(Records contained in a dataset)
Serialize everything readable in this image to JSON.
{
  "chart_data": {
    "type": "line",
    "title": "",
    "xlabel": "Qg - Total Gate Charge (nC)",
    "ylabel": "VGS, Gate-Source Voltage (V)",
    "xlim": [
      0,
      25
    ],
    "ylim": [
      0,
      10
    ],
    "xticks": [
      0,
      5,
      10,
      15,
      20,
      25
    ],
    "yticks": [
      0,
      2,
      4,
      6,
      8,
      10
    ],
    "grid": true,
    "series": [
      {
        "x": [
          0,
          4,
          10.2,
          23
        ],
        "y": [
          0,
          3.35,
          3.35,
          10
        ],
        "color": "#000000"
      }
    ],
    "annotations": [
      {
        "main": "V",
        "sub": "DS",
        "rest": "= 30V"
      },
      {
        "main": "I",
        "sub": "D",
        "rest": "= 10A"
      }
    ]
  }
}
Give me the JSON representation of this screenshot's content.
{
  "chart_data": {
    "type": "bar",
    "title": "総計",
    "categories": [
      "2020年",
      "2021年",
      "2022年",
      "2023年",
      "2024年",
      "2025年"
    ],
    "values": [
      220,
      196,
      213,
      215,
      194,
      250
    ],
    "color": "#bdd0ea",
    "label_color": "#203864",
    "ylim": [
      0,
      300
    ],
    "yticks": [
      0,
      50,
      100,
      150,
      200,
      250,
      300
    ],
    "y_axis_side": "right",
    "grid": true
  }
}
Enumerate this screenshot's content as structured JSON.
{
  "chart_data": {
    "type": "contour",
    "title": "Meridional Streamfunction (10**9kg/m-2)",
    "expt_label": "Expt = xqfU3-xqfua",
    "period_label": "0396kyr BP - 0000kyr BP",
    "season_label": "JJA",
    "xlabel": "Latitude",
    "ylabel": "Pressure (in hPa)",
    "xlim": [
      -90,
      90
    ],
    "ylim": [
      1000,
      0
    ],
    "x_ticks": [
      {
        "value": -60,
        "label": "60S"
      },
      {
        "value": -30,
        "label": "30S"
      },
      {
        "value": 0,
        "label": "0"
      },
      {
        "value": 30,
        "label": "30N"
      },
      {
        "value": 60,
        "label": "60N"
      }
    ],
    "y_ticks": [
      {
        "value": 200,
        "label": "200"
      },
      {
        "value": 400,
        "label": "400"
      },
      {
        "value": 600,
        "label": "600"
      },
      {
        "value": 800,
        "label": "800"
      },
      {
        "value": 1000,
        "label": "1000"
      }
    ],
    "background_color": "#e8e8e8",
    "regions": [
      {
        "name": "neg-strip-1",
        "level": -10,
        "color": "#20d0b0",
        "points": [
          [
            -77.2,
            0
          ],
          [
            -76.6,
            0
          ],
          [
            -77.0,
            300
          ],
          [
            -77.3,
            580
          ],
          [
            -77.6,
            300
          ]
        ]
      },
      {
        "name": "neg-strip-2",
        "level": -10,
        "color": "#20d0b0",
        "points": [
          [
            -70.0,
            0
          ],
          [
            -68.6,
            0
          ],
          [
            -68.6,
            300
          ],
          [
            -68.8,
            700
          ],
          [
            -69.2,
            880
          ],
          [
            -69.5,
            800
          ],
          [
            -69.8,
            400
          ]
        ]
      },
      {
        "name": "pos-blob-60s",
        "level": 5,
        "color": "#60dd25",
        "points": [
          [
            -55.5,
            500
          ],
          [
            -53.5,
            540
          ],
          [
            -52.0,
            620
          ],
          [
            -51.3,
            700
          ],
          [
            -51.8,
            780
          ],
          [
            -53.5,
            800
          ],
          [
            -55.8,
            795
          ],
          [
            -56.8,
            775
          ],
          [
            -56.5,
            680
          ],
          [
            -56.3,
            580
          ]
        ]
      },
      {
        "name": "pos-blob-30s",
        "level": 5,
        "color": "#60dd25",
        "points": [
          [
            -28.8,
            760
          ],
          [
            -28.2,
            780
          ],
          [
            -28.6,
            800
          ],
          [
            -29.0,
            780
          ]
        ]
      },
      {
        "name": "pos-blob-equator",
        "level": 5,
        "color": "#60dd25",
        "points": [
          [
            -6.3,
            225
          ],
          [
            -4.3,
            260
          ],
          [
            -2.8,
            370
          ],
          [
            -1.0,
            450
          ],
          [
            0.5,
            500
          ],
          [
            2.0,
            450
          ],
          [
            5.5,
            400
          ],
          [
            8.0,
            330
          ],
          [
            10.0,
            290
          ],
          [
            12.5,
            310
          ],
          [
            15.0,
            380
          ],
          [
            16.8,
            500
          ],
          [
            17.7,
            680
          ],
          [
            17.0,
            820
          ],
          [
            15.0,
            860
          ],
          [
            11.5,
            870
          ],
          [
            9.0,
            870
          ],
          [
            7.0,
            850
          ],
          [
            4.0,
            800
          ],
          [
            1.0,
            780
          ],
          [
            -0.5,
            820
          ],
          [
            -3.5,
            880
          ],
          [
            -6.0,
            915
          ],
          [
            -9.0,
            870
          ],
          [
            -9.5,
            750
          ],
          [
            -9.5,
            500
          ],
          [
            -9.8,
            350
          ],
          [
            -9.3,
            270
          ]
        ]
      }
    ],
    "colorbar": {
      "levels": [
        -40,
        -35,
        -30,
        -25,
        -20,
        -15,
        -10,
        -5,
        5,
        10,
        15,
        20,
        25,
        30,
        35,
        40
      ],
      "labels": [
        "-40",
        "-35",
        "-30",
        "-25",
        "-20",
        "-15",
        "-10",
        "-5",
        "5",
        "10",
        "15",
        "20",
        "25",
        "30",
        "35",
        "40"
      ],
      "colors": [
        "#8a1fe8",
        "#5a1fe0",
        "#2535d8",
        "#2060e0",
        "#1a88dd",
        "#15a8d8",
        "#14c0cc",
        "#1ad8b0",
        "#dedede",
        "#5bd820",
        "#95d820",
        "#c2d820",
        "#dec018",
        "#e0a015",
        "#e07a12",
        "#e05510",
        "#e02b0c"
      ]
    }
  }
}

| Aim |
Each line of the material must be restated exactly.

| Response |
Serialize everything readable in this image to JSON.
{
  "chart_data": {
    "type": "line",
    "title": "",
    "xlabel": "Qg - Total Gate Charge (nC)",
    "ylabel": "VGS, Gate-Source Voltage (V)",
    "xlim": [
      0,
      25
    ],
    "ylim": [
      0,
      10
    ],
    "xticks": [
      0,
      5,
      10,
      15,
      20,
      25
    ],
    "yticks": [
      0,
      2,
      4,
      6,
      8,
      10
    ],
    "grid": true,
    "series": [
      {
        "x": [
          0,
          4,
          10.2,
          23
        ],
        "y": [
          0,
          3.35,
          3.35,
          10
        ],
        "color": "#000000"
      }
    ],
    "annotations": [
      {
        "main": "V",
        "sub": "DS",
        "rest": "= 30V"
      },
      {
        "main": "I",
        "sub": "D",
        "rest": "= 10A"
      }
    ]
  }
}
Give me the JSON representation of this screenshot's content.
{
  "chart_data": {
    "type": "bar",
    "title": "総計",
    "categories": [
      "2020年",
      "2021年",
      "2022年",
      "2023年",
      "2024年",
      "2025年"
    ],
    "values": [
      220,
      196,
      213,
      215,
      194,
      250
    ],
    "color": "#bdd0ea",
    "label_color": "#203864",
    "ylim": [
      0,
      300
    ],
    "yticks": [
      0,
      50,
      100,
      150,
      200,
      250,
      300
    ],
    "y_axis_side": "right",
    "grid": true
  }
}
Enumerate this screenshot's content as structured JSON.
{
  "chart_data": {
    "type": "contour",
    "title": "Meridional Streamfunction (10**9kg/m-2)",
    "expt_label": "Expt = xqfU3-xqfua",
    "period_label": "0396kyr BP - 0000kyr BP",
    "season_label": "JJA",
    "xlabel": "Latitude",
    "ylabel": "Pressure (in hPa)",
    "xlim": [
      -90,
      90
    ],
    "ylim": [
      1000,
      0
    ],
    "x_ticks": [
      {
        "value": -60,
        "label": "60S"
      },
      {
        "value": -30,
        "label": "30S"
      },
      {
        "value": 0,
        "label": "0"
      },
      {
        "value": 30,
        "label": "30N"
      },
      {
        "value": 60,
        "label": "60N"
      }
    ],
    "y_ticks": [
      {
        "value": 200,
        "label": "200"
      },
      {
        "value": 400,
        "label": "400"
      },
      {
        "value": 600,
        "label": "600"
      },
      {
        "value": 800,
        "label": "800"
      },
      {
        "value": 1000,
        "label": "1000"
      }
    ],
    "background_color": "#e8e8e8",
    "regions": [
      {
        "name": "neg-strip-1",
        "level": -10,
        "color": "#20d0b0",
        "points": [
          [
            -77.2,
            0
          ],
          [
            -76.6,
            0
          ],
          [
            -77.0,
            300
          ],
          [
            -77.3,
            580
          ],
          [
            -77.6,
            300
          ]
        ]
      },
      {
        "name": "neg-strip-2",
        "level": -10,
        "color": "#20d0b0",
        "points": [
          [
            -70.0,
            0
          ],
          [
            -68.6,
            0
          ],
          [
            -68.6,
            300
          ],
          [
            -68.8,
            700
          ],
          [
            -69.2,
            880
          ],
          [
            -69.5,
            800
          ],
          [
            -69.8,
            400
          ]
        ]
      },
      {
        "name": "pos-blob-60s",
        "level": 5,
        "color": "#60dd25",
        "points": [
          [
            -55.5,
            500
          ],
          [
            -53.5,
            540
          ],
          [
            -52.0,
            620
          ],
          [
            -51.3,
            700
          ],
          [
            -51.8,
            780
          ],
          [
            -53.5,
            800
          ],
          [
            -55.8,
            795
          ],
          [
            -56.8,
            775
          ],
          [
            -56.5,
            680
          ],
          [
            -56.3,
            580
          ]
        ]
      },
      {
        "name": "pos-blob-30s",
        "level": 5,
        "color": "#60dd25",
        "points": [
          [
            -28.8,
            760
          ],
          [
            -28.2,
            780
          ],
          [
            -28.6,
            800
          ],
          [
            -29.0,
            780
          ]
        ]
      },
      {
        "name": "pos-blob-equator",
        "level": 5,
        "color": "#60dd25",
        "points": [
          [
            -6.3,
            225
          ],
          [
            -4.3,
            260
          ],
          [
            -2.8,
            370
          ],
          [
            -1.0,
            450
          ],
          [
            0.5,
            500
          ],
          [
            2.0,
            450
          ],
          [
            5.5,
            400
          ],
          [
            8.0,
            330
          ],
          [
            10.0,
            290
          ],
          [
            12.5,
            310
          ],
          [
            15.0,
            380
          ],
          [
            16.8,
            500
          ],
          [
            17.7,
            680
          ],
          [
            17.0,
            820
          ],
          [
            15.0,
            860
          ],
          [
            11.5,
            870
          ],
          [
            9.0,
            870
          ],
          [
            7.0,
            850
          ],
          [
            4.0,
            800
          ],
          [
            1.0,
            780
          ],
          [
            -0.5,
            820
          ],
          [
            -3.5,
            880
          ],
          [
            -6.0,
            915
          ],
          [
            -9.0,
            870
          ],
          [
            -9.5,
            750
          ],
          [
            -9.5,
            500
          ],
          [
            -9.8,
            350
          ],
          [
            -9.3,
            270
          ]
        ]
      }
    ],
    "colorbar": {
      "levels": [
        -40,
        -35,
        -30,
        -25,
        -20,
        -15,
        -10,
        -5,
        5,
        10,
        15,
        20,
        25,
        30,
        35,
        40
      ],
      "labels": [
        "-40",
        "-35",
        "-30",
        "-25",
        "-20",
        "-15",
        "-10",
        "-5",
        "5",
        "10",
        "15",
        "20",
        "25",
        "30",
        "35",
        "40"
      ],
      "colors": [
        "#8a1fe8",
        "#5a1fe0",
        "#2535d8",
        "#2060e0",
        "#1a88dd",
        "#15a8d8",
        "#14c0cc",
        "#1ad8b0",
        "#dedede",
        "#5bd820",
        "#95d820",
        "#c2d820",
        "#dec018",
        "#e0a015",
        "#e07a12",
        "#e05510",
        "#e02b0c"
      ]
    }
  }
}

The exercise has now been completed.